DATASET CONTENT:
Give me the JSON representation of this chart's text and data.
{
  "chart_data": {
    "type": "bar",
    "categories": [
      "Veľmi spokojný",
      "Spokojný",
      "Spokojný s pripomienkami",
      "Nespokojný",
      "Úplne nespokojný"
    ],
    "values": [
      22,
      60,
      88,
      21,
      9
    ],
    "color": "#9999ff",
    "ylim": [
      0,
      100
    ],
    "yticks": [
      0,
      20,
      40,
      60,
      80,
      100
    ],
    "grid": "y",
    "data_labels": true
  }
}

THE EXERCISE: Each line must be given again exactly as written above.

ANSWER FOR THE TASK:
Give me the JSON representation of this chart's text and data.
{
  "chart_data": {
    "type": "bar",
    "categories": [
      "Veľmi spokojný",
      "Spokojný",
      "Spokojný s pripomienkami",
      "Nespokojný",
      "Úplne nespokojný"
    ],
    "values": [
      22,
      60,
      88,
      21,
      9
    ],
    "color": "#9999ff",
    "ylim": [
      0,
      100
    ],
    "yticks": [
      0,
      20,
      40,
      60,
      80,
      100
    ],
    "grid": "y",
    "data_labels": true
  }
}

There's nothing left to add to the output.